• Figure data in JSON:

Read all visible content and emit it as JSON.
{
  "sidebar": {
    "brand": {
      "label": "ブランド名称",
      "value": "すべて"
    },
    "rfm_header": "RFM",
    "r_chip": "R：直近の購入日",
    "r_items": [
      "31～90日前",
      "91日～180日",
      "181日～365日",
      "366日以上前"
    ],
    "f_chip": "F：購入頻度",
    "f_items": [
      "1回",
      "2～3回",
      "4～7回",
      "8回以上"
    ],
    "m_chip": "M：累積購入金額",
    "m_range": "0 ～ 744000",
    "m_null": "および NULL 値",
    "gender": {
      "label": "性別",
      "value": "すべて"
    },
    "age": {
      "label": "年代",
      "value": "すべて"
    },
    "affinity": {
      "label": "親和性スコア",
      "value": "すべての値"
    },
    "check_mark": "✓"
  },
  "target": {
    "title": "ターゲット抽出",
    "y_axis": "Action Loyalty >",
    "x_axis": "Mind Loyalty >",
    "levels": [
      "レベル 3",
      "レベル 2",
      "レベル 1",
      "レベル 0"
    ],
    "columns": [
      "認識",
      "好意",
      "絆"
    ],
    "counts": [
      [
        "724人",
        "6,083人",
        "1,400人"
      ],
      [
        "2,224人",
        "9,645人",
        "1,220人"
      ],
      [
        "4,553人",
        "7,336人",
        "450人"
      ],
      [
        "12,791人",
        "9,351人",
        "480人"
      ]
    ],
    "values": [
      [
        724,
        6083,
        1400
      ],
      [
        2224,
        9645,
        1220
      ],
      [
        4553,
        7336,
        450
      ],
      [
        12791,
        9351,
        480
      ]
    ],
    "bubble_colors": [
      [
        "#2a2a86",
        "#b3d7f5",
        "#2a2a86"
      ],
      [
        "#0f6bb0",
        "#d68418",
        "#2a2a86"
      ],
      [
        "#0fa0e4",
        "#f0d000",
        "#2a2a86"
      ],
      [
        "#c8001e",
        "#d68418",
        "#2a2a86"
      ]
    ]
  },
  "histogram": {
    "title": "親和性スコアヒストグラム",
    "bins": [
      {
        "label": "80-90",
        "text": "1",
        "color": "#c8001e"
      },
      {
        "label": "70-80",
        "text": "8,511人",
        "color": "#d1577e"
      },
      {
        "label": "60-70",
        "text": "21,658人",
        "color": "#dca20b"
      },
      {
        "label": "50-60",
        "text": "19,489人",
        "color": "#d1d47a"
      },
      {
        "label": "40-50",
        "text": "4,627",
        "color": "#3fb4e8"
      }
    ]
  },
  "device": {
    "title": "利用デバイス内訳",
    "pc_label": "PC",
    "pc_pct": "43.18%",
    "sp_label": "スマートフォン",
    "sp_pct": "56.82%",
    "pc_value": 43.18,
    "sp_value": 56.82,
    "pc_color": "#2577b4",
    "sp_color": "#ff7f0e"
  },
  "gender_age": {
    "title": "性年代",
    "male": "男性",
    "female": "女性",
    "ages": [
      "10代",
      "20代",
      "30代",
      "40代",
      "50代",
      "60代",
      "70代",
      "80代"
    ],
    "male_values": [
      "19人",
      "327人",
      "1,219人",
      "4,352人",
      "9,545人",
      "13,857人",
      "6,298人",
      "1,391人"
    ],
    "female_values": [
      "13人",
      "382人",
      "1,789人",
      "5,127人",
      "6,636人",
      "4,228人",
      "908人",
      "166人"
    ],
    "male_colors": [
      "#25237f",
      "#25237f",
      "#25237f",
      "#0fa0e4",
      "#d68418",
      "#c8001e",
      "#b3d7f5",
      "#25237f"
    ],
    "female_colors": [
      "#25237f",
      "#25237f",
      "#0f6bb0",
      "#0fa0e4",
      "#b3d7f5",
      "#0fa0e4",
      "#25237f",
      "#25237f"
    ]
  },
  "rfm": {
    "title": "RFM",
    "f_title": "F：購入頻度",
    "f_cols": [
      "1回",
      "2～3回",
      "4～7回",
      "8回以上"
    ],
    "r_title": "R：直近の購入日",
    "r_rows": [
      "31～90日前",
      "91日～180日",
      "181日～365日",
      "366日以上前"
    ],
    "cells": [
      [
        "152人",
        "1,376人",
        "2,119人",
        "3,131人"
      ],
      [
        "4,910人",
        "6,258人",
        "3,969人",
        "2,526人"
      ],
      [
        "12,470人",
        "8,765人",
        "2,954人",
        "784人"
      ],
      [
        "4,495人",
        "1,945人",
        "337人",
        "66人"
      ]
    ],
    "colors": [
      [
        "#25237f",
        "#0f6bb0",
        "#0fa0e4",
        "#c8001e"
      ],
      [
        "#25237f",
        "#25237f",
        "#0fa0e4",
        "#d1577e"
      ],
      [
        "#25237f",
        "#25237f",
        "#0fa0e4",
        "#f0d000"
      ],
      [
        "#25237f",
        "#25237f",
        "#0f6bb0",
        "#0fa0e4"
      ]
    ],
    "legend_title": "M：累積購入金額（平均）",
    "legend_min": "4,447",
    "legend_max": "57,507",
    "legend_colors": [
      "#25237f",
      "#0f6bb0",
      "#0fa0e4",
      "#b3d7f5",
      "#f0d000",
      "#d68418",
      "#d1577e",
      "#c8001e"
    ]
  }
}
* * *
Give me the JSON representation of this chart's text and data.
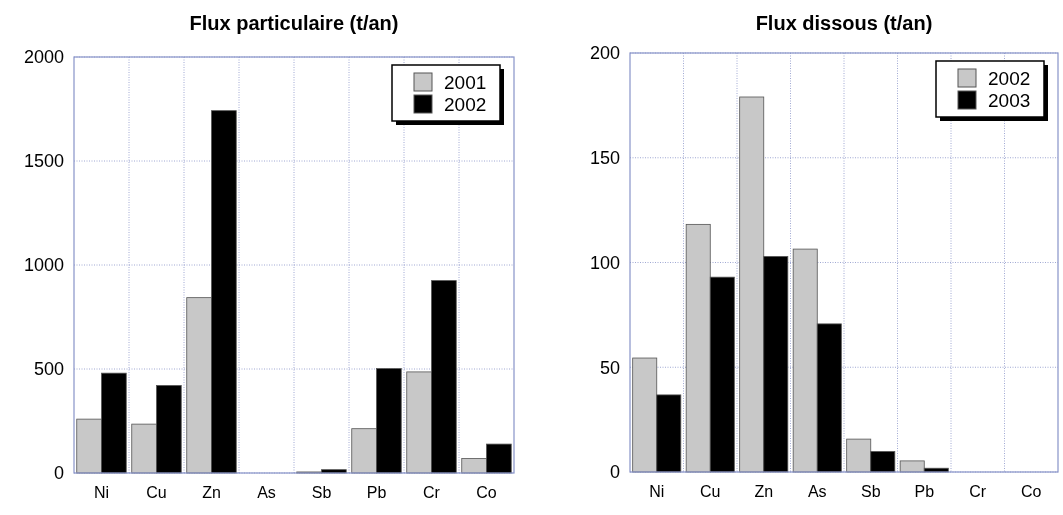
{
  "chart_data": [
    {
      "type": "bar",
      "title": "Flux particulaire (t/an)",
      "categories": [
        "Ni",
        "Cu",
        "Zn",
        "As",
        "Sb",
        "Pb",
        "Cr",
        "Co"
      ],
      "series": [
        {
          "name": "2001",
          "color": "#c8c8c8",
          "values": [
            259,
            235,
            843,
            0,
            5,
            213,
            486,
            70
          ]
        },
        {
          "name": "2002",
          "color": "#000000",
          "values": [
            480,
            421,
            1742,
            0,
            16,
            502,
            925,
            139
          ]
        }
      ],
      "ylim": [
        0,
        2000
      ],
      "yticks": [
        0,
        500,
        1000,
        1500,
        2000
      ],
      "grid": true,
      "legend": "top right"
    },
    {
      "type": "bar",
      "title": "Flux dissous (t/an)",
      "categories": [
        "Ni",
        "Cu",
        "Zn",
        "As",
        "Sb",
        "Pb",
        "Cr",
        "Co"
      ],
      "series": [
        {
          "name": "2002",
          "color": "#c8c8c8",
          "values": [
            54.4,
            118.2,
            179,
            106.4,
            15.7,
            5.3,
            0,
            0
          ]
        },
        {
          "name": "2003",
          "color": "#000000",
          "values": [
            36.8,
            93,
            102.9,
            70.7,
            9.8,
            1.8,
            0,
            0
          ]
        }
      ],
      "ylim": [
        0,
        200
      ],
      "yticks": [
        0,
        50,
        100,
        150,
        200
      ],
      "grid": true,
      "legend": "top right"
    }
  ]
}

• Directions:
Which lines contain "text"? Copy each of them out.

• Answer for this exercise:
        "text": "1",
        "text": "8,511人",
        "text": "21,658人",
        "text": "19,489人",
        "text": "4,627",
Give me the JSON representation of this chart's text and data.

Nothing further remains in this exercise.